▶ **Materials provided**:
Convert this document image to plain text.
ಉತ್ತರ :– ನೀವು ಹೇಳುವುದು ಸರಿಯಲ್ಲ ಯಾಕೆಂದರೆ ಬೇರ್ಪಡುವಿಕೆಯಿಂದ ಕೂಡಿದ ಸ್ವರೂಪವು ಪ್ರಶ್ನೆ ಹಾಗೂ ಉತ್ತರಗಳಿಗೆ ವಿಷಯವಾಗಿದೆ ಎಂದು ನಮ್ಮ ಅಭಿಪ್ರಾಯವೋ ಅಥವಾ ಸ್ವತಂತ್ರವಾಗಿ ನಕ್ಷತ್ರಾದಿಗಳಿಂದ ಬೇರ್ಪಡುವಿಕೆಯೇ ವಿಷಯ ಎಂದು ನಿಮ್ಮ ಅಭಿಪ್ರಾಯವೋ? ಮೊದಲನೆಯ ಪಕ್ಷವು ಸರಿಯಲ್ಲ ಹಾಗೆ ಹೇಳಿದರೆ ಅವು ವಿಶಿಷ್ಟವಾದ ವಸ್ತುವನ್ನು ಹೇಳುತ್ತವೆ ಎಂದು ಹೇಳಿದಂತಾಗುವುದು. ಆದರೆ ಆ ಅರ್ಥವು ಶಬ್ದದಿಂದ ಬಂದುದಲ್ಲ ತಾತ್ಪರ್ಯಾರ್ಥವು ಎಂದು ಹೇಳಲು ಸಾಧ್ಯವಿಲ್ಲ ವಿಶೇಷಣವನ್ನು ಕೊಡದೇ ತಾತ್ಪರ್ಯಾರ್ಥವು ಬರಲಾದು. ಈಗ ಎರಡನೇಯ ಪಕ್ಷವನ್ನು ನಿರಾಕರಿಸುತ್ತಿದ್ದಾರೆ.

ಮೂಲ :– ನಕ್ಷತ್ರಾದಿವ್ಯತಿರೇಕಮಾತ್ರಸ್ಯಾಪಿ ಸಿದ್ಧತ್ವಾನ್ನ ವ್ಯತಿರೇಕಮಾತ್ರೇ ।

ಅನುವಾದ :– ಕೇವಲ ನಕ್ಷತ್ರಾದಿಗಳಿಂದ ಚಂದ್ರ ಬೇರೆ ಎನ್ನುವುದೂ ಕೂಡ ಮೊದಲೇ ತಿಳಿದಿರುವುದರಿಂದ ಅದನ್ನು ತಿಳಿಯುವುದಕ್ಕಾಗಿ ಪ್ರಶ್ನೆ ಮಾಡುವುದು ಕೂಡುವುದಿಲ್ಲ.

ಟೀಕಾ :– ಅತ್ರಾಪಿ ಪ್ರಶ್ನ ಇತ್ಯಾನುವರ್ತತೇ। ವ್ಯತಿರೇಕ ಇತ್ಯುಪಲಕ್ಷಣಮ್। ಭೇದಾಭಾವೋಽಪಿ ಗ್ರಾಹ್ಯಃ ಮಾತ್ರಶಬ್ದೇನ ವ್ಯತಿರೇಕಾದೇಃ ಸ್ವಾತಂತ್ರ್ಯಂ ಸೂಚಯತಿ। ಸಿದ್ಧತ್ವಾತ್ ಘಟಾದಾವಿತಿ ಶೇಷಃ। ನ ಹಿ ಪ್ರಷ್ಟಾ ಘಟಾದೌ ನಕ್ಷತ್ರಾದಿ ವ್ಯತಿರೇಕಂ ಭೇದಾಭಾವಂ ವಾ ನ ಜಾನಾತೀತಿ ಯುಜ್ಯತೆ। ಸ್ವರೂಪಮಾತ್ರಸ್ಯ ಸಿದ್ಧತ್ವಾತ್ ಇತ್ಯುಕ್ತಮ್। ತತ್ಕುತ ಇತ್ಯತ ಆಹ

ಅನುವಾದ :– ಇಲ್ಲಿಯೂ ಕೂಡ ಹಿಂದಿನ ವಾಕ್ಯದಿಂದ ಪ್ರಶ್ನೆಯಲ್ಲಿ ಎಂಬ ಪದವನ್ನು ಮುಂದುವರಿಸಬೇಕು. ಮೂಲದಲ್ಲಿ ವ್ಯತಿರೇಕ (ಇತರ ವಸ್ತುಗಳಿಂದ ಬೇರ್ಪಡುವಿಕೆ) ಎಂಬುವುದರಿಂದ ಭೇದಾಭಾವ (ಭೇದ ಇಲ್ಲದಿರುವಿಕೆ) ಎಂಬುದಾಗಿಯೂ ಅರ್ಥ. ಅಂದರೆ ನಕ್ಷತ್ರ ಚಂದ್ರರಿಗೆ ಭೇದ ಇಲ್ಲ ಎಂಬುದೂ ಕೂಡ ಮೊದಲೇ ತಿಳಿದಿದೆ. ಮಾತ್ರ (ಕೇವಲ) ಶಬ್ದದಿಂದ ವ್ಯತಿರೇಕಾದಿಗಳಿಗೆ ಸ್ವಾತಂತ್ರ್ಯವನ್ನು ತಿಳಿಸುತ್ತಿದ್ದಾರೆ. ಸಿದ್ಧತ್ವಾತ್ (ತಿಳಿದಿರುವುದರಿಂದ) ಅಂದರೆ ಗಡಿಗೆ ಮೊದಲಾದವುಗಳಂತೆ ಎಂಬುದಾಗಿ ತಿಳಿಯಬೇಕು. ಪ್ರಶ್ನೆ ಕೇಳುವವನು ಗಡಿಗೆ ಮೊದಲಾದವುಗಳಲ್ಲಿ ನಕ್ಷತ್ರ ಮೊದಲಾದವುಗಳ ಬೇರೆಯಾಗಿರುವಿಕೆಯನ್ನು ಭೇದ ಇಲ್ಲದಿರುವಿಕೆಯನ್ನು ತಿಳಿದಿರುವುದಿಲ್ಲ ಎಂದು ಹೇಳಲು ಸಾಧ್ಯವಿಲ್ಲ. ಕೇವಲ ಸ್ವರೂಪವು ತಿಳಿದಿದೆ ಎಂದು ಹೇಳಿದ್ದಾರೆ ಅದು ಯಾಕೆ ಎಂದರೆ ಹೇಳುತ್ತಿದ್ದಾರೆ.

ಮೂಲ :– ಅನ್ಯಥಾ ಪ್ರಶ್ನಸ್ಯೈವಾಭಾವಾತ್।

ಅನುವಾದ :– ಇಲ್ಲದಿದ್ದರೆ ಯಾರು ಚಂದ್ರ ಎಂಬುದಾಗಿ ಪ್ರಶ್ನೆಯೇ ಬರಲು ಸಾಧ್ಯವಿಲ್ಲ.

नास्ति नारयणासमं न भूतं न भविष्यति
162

--

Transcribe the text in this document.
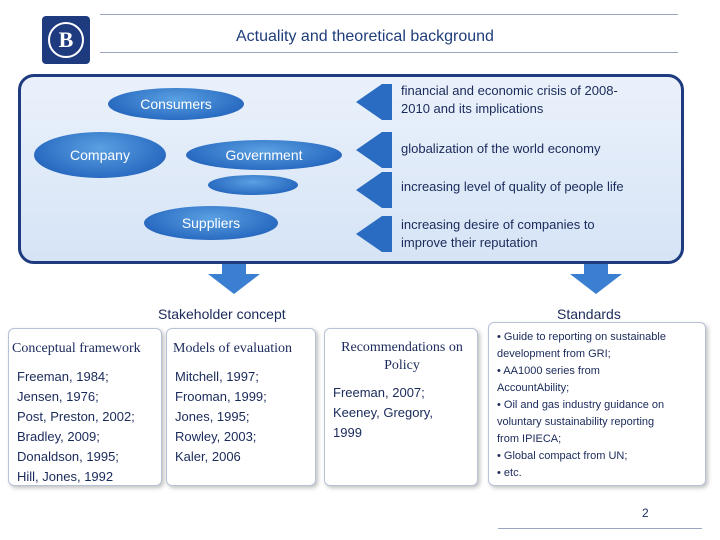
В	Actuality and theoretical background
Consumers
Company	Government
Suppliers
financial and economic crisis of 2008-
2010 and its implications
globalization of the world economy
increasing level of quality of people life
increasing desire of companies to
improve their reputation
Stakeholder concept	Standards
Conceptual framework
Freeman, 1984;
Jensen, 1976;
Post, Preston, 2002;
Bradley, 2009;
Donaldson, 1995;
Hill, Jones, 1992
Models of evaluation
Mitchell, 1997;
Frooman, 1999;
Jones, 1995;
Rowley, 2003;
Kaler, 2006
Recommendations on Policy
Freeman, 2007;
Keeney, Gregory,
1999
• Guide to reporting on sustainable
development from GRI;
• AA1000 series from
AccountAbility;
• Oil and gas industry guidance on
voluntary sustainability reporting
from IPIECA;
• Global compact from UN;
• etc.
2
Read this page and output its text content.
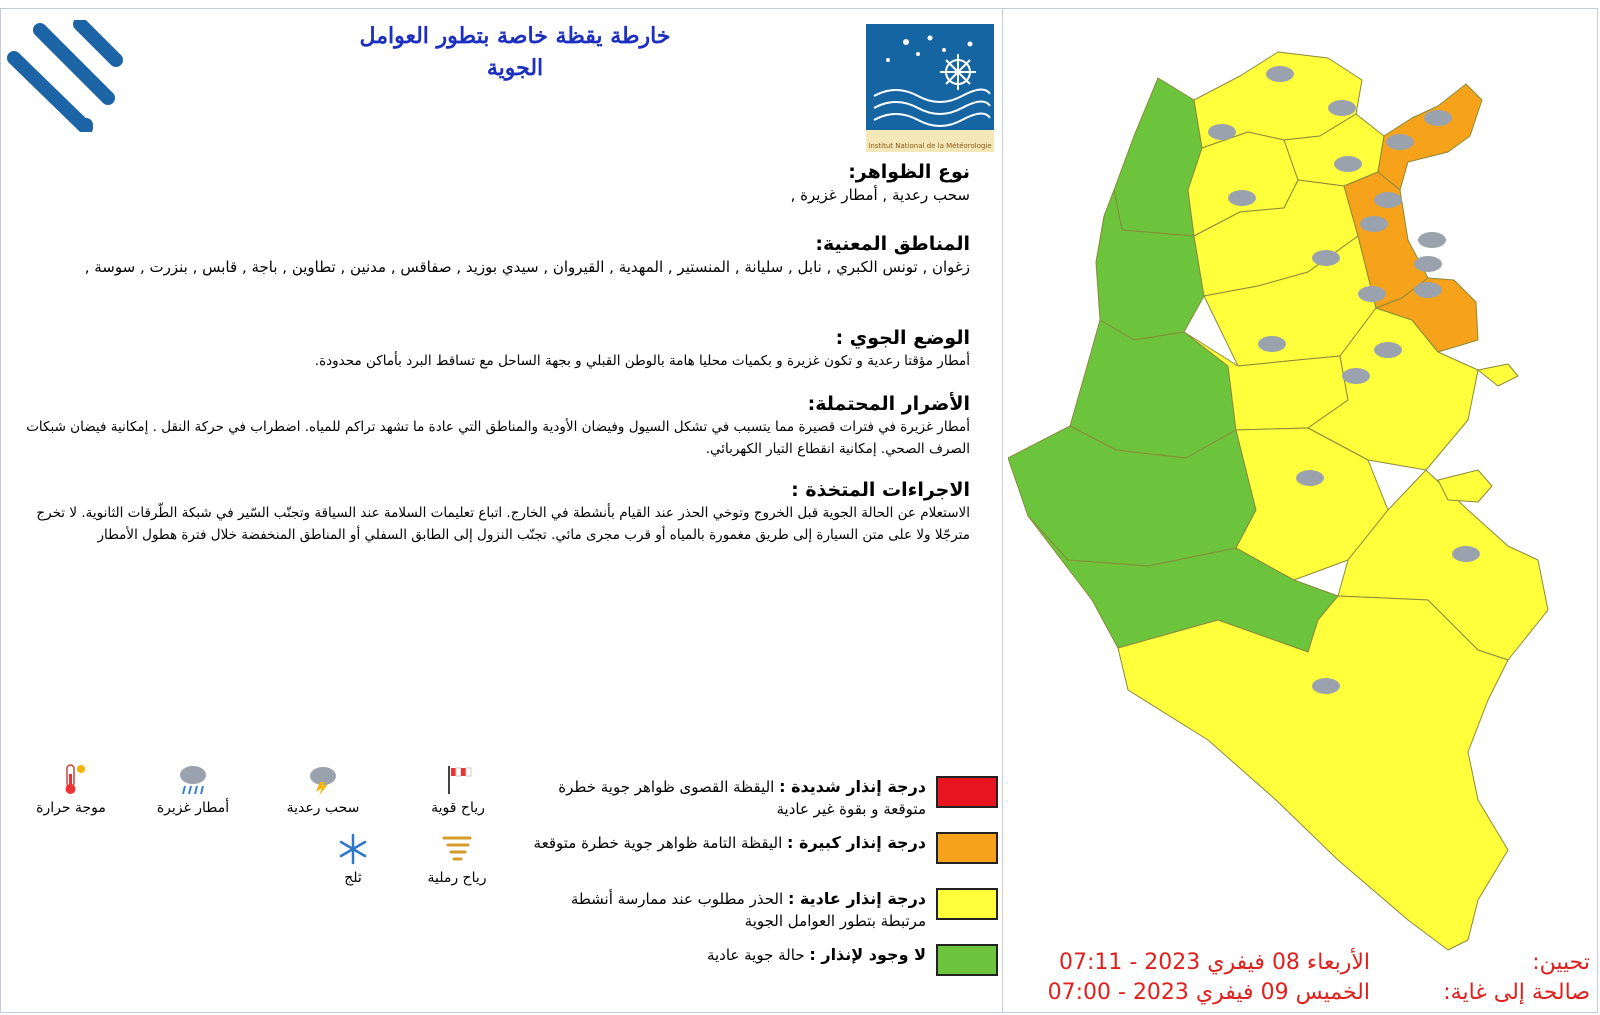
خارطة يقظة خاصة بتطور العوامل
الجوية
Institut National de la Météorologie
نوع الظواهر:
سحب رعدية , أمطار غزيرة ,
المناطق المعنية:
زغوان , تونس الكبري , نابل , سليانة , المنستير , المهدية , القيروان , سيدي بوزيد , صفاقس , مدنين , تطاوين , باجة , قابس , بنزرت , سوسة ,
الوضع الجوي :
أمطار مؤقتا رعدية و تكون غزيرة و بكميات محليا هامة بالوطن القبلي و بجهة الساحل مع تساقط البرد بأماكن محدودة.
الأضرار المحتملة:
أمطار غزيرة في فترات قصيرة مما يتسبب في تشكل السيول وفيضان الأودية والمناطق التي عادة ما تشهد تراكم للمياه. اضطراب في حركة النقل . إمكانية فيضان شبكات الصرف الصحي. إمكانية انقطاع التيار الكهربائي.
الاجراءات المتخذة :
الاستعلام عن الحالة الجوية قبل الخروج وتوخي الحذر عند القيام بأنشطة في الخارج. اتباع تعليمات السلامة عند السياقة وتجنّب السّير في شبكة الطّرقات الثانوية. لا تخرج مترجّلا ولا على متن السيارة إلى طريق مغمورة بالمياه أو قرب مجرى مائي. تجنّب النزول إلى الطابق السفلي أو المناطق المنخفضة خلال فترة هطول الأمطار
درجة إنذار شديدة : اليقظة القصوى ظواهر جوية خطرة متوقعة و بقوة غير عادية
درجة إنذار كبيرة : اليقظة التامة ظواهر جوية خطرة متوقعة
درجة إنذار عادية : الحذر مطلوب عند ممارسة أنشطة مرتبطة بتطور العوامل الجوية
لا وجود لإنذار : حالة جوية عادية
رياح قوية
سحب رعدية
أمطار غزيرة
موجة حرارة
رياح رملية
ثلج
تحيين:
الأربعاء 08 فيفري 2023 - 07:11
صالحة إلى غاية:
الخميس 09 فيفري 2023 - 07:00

▶ **Task instructions**: Each line above that includes "خطرة" should be shown.

▶ **Answer for this exercise**:
درجة إنذار شديدة : اليقظة القصوى ظواهر جوية خطرة متوقعة و بقوة غير عادية
درجة إنذار كبيرة : اليقظة التامة ظواهر جوية خطرة متوقعة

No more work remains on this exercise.